#### EXTRACTED MATERIAL

________

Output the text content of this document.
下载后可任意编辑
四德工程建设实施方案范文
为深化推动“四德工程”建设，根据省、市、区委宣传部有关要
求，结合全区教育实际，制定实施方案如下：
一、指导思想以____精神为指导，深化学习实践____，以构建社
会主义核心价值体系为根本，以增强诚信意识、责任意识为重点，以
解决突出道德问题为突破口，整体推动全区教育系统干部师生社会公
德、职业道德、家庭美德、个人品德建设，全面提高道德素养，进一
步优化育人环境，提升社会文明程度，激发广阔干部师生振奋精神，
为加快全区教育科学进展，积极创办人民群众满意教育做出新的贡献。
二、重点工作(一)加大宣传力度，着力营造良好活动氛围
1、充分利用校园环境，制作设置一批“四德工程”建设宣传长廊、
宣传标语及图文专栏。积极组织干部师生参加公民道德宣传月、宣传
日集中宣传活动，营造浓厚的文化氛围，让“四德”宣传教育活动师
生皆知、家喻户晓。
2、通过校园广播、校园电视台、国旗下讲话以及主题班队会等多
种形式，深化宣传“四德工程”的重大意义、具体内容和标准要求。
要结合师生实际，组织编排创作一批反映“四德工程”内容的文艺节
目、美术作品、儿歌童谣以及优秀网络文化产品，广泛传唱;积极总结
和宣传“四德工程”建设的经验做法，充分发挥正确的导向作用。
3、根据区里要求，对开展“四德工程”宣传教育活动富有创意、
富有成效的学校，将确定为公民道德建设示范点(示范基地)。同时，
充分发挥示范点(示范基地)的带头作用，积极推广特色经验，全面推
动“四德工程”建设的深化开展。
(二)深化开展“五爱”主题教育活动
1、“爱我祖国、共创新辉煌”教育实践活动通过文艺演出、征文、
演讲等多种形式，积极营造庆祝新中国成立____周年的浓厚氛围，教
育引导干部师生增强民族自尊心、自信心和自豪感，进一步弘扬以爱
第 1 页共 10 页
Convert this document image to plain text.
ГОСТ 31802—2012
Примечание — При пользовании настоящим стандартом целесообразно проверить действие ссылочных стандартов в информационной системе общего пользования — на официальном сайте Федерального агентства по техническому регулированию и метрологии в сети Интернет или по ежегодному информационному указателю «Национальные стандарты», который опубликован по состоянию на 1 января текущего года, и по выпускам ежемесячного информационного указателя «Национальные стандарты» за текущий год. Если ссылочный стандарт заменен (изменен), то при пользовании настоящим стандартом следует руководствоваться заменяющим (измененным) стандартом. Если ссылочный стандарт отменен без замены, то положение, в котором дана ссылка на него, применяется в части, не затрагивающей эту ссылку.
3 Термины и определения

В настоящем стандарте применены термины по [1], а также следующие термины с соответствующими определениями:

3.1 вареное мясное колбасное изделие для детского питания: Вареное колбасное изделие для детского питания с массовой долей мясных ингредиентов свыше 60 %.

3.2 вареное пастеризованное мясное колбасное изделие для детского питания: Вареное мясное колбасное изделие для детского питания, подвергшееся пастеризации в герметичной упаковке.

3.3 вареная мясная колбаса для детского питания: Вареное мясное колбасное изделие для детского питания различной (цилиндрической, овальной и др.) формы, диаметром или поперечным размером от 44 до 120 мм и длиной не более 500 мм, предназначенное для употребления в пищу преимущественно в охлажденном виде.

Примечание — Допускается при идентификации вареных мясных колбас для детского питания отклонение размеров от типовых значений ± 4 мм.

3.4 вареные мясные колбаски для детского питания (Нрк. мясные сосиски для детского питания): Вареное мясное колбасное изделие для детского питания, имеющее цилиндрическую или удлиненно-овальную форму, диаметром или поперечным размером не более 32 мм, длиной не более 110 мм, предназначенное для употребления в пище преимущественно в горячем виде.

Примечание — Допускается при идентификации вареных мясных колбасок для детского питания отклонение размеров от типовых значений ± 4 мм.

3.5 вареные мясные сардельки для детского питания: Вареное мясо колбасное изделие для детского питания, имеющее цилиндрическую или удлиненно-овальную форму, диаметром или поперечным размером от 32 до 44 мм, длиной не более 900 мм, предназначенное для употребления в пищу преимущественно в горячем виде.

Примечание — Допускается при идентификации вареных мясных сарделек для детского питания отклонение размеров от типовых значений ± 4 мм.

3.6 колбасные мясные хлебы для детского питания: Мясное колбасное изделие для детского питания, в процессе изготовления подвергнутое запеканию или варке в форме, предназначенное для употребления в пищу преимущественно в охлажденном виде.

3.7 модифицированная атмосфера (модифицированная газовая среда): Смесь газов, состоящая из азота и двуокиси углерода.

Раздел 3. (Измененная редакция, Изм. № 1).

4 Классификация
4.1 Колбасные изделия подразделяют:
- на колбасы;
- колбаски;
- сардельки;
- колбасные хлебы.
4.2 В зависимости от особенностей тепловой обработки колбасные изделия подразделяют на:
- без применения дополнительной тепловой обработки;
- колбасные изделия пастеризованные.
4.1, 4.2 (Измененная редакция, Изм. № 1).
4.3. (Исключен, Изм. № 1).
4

________

#### TASK DETAILS
Every line above should be printed again exactly as it stands.

#### RESULT OF THE EXERCISE
Output the text content of this document.
下载后可任意编辑
四德工程建设实施方案范文
为深化推动“四德工程”建设，根据省、市、区委宣传部有关要
求，结合全区教育实际，制定实施方案如下：
一、指导思想以____精神为指导，深化学习实践____，以构建社
会主义核心价值体系为根本，以增强诚信意识、责任意识为重点，以
解决突出道德问题为突破口，整体推动全区教育系统干部师生社会公
德、职业道德、家庭美德、个人品德建设，全面提高道德素养，进一
步优化育人环境，提升社会文明程度，激发广阔干部师生振奋精神，
为加快全区教育科学进展，积极创办人民群众满意教育做出新的贡献。
二、重点工作(一)加大宣传力度，着力营造良好活动氛围
1、充分利用校园环境，制作设置一批“四德工程”建设宣传长廊、
宣传标语及图文专栏。积极组织干部师生参加公民道德宣传月、宣传
日集中宣传活动，营造浓厚的文化氛围，让“四德”宣传教育活动师
生皆知、家喻户晓。
2、通过校园广播、校园电视台、国旗下讲话以及主题班队会等多
种形式，深化宣传“四德工程”的重大意义、具体内容和标准要求。
要结合师生实际，组织编排创作一批反映“四德工程”内容的文艺节
目、美术作品、儿歌童谣以及优秀网络文化产品，广泛传唱;积极总结
和宣传“四德工程”建设的经验做法，充分发挥正确的导向作用。
3、根据区里要求，对开展“四德工程”宣传教育活动富有创意、
富有成效的学校，将确定为公民道德建设示范点(示范基地)。同时，
充分发挥示范点(示范基地)的带头作用，积极推广特色经验，全面推
动“四德工程”建设的深化开展。
(二)深化开展“五爱”主题教育活动
1、“爱我祖国、共创新辉煌”教育实践活动通过文艺演出、征文、
演讲等多种形式，积极营造庆祝新中国成立____周年的浓厚氛围，教
育引导干部师生增强民族自尊心、自信心和自豪感，进一步弘扬以爱
第 1 页共 10 页
Convert this document image to plain text.
ГОСТ 31802—2012
Примечание — При пользовании настоящим стандартом целесообразно проверить действие ссылочных стандартов в информационной системе общего пользования — на официальном сайте Федерального агентства по техническому регулированию и метрологии в сети Интернет или по ежегодному информационному указателю «Национальные стандарты», который опубликован по состоянию на 1 января текущего года, и по выпускам ежемесячного информационного указателя «Национальные стандарты» за текущий год. Если ссылочный стандарт заменен (изменен), то при пользовании настоящим стандартом следует руководствоваться заменяющим (измененным) стандартом. Если ссылочный стандарт отменен без замены, то положение, в котором дана ссылка на него, применяется в части, не затрагивающей эту ссылку.
3 Термины и определения

В настоящем стандарте применены термины по [1], а также следующие термины с соответствующими определениями:

3.1 вареное мясное колбасное изделие для детского питания: Вареное колбасное изделие для детского питания с массовой долей мясных ингредиентов свыше 60 %.

3.2 вареное пастеризованное мясное колбасное изделие для детского питания: Вареное мясное колбасное изделие для детского питания, подвергшееся пастеризации в герметичной упаковке.

3.3 вареная мясная колбаса для детского питания: Вареное мясное колбасное изделие для детского питания различной (цилиндрической, овальной и др.) формы, диаметром или поперечным размером от 44 до 120 мм и длиной не более 500 мм, предназначенное для употребления в пищу преимущественно в охлажденном виде.

Примечание — Допускается при идентификации вареных мясных колбас для детского питания отклонение размеров от типовых значений ± 4 мм.

3.4 вареные мясные колбаски для детского питания (Нрк. мясные сосиски для детского питания): Вареное мясное колбасное изделие для детского питания, имеющее цилиндрическую или удлиненно-овальную форму, диаметром или поперечным размером не более 32 мм, длиной не более 110 мм, предназначенное для употребления в пище преимущественно в горячем виде.

Примечание — Допускается при идентификации вареных мясных колбасок для детского питания отклонение размеров от типовых значений ± 4 мм.

3.5 вареные мясные сардельки для детского питания: Вареное мясо колбасное изделие для детского питания, имеющее цилиндрическую или удлиненно-овальную форму, диаметром или поперечным размером от 32 до 44 мм, длиной не более 900 мм, предназначенное для употребления в пищу преимущественно в горячем виде.

Примечание — Допускается при идентификации вареных мясных сарделек для детского питания отклонение размеров от типовых значений ± 4 мм.

3.6 колбасные мясные хлебы для детского питания: Мясное колбасное изделие для детского питания, в процессе изготовления подвергнутое запеканию или варке в форме, предназначенное для употребления в пищу преимущественно в охлажденном виде.

3.7 модифицированная атмосфера (модифицированная газовая среда): Смесь газов, состоящая из азота и двуокиси углерода.

Раздел 3. (Измененная редакция, Изм. № 1).

4 Классификация
4.1 Колбасные изделия подразделяют:
- на колбасы;
- колбаски;
- сардельки;
- колбасные хлебы.
4.2 В зависимости от особенностей тепловой обработки колбасные изделия подразделяют на:
- без применения дополнительной тепловой обработки;
- колбасные изделия пастеризованные.
4.1, 4.2 (Измененная редакция, Изм. № 1).
4.3. (Исключен, Изм. № 1).
4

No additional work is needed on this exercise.